◆ Exercise directions ◆
Reproduce the items from the start through the line holding "Point: [361, 338, 384, 352]", inclusive, substituting "Marker" for each "Point" and changing nothing else.

◆ Material for this exercise ◆
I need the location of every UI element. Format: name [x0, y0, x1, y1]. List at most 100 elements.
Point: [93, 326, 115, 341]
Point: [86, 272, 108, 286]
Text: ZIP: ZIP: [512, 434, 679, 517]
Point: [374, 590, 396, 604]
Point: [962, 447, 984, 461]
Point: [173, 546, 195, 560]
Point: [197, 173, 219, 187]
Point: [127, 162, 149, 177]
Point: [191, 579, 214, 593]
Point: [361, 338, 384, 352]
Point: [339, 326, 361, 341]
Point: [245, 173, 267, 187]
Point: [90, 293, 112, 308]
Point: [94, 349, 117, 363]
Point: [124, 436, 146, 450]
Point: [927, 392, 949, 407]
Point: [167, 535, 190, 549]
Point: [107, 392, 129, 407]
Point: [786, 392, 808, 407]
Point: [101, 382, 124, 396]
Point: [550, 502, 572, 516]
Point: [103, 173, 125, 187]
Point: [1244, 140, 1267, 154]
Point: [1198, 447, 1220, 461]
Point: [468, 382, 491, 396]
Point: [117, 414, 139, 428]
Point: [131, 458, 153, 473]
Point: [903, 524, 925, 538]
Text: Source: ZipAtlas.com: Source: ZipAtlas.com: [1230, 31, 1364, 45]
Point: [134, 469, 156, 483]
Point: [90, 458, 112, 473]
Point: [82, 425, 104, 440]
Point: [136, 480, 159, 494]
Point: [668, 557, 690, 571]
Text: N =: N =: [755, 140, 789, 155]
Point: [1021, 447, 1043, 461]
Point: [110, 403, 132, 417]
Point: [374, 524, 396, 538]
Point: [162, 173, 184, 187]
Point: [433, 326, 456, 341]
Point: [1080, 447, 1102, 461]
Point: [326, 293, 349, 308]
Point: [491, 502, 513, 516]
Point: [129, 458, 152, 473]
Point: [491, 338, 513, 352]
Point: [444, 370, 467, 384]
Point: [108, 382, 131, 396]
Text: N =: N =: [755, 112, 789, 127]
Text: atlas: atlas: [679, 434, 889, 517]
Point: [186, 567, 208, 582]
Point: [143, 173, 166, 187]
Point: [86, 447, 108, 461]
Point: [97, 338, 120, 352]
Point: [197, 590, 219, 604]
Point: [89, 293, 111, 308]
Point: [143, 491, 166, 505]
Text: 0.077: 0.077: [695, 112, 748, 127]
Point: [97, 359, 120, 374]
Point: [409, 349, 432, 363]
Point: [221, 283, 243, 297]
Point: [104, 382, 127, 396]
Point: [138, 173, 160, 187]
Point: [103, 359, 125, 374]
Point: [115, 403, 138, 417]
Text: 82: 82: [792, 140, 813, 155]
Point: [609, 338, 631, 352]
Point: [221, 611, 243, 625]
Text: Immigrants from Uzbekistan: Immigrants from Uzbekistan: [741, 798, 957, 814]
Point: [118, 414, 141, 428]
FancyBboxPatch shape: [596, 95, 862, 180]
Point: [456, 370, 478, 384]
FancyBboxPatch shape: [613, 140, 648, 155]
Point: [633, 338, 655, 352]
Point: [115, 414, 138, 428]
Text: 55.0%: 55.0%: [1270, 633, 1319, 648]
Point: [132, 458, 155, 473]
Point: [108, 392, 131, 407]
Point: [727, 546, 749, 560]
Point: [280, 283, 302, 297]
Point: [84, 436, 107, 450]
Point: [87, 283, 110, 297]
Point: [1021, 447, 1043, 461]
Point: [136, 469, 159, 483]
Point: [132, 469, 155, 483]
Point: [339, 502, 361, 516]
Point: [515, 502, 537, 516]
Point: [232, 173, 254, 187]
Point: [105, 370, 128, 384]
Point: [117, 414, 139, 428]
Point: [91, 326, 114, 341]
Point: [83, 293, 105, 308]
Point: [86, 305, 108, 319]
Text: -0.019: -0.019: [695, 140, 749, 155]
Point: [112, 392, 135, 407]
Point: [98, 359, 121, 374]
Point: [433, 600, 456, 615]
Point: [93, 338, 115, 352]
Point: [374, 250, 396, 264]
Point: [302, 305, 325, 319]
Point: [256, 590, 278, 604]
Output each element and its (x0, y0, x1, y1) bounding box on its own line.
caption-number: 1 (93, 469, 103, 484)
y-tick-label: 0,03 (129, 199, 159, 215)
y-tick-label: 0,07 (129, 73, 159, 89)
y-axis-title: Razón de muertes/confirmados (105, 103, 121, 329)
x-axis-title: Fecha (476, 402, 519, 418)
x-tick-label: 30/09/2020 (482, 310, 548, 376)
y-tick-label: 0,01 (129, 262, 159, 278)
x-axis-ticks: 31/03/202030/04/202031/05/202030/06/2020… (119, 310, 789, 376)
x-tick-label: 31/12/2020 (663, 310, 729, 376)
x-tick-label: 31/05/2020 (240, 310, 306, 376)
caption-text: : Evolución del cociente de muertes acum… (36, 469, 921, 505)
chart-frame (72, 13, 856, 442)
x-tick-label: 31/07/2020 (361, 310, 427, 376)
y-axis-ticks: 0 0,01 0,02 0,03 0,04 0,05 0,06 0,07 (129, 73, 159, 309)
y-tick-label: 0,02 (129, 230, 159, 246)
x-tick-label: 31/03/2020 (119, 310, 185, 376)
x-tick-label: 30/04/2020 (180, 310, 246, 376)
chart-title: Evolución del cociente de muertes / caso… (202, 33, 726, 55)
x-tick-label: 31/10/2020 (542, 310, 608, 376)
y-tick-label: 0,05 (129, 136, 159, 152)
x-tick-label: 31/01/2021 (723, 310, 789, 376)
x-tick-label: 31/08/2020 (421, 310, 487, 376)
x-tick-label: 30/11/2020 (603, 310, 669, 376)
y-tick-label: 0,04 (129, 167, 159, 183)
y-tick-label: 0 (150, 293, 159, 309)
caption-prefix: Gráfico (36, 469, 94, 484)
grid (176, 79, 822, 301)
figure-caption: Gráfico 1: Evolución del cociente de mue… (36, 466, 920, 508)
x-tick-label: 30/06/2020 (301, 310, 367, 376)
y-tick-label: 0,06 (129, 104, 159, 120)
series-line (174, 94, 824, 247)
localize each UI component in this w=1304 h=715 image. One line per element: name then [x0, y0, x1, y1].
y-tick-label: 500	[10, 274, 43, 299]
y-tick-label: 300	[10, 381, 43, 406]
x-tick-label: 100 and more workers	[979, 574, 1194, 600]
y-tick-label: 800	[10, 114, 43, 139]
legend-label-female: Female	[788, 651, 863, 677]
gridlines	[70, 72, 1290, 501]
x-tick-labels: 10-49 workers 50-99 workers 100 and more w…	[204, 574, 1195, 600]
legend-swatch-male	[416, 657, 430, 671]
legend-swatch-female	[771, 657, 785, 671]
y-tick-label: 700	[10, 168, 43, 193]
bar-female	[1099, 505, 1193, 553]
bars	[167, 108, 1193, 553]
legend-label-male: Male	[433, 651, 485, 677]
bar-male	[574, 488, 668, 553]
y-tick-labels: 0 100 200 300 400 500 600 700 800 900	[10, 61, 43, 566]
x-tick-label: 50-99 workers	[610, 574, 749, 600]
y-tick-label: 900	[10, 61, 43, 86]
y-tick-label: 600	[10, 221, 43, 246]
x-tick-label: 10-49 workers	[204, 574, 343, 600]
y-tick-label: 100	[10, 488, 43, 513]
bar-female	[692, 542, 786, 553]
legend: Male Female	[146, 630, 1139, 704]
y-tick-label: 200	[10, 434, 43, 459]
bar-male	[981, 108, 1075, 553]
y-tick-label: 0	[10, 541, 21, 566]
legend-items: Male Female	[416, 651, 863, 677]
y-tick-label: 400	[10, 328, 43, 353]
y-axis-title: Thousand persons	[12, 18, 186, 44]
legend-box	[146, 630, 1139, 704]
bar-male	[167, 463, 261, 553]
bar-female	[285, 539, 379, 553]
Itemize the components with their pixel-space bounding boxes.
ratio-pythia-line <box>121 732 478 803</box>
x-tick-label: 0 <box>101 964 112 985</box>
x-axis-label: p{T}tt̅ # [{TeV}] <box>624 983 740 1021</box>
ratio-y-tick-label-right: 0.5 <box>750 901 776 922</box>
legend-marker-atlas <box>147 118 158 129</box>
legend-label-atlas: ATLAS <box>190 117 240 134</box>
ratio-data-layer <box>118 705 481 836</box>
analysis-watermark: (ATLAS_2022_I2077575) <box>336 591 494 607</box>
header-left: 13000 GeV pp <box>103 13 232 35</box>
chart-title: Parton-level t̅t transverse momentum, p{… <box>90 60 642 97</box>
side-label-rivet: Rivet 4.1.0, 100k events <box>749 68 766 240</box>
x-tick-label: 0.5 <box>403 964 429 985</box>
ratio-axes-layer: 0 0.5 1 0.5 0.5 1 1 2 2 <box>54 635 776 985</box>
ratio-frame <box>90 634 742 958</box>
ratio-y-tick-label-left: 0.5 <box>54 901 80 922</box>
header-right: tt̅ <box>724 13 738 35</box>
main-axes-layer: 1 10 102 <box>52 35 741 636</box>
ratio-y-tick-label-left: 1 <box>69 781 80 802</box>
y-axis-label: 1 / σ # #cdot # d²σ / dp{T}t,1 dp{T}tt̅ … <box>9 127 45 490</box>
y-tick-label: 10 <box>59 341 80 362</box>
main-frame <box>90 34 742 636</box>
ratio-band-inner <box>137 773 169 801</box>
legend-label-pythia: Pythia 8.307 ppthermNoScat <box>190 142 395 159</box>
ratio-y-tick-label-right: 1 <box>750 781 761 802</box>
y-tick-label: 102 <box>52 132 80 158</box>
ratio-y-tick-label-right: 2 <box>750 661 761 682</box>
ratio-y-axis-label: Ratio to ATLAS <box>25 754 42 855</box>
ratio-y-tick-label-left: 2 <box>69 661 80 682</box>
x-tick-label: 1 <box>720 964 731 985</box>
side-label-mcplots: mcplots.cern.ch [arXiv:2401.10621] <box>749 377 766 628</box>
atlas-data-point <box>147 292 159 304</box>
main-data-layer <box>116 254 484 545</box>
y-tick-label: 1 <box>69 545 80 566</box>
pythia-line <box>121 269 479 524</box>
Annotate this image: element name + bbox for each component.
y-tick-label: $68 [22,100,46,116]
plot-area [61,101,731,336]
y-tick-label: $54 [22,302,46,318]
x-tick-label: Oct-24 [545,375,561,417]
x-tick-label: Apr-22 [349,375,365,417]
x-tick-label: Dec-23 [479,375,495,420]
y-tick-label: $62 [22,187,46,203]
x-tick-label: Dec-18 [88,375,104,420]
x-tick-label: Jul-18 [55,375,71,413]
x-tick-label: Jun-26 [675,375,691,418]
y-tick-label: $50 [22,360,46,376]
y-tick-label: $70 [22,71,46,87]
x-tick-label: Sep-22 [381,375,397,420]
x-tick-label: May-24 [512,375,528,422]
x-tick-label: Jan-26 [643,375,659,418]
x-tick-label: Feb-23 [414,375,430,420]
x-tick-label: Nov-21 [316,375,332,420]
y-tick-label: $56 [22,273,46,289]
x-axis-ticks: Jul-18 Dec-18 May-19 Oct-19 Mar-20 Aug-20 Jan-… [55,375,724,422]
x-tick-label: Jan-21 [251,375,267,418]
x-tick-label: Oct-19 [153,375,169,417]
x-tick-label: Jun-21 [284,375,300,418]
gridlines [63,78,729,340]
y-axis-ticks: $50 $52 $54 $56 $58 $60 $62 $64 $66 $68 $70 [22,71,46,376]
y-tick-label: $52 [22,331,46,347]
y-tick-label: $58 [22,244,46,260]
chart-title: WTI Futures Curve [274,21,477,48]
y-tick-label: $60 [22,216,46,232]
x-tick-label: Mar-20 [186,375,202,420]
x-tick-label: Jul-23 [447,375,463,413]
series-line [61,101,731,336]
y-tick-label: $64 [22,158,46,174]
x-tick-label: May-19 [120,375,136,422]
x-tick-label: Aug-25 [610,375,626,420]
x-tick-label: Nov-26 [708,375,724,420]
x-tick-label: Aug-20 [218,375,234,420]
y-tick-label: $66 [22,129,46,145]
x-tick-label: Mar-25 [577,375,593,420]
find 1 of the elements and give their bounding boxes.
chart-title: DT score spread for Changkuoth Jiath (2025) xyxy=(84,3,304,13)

◆ Output of the task ◆
I need the location of every UI element. Format: name [x0, y0, x1, y1]. List at most 100 elements.
Marker: [93, 326, 115, 341]
Marker: [86, 272, 108, 286]
Text: ZIP: ZIP: [512, 434, 679, 517]
Marker: [374, 590, 396, 604]
Marker: [962, 447, 984, 461]
Marker: [173, 546, 195, 560]
Marker: [197, 173, 219, 187]
Marker: [127, 162, 149, 177]
Marker: [191, 579, 214, 593]
Marker: [361, 338, 384, 352]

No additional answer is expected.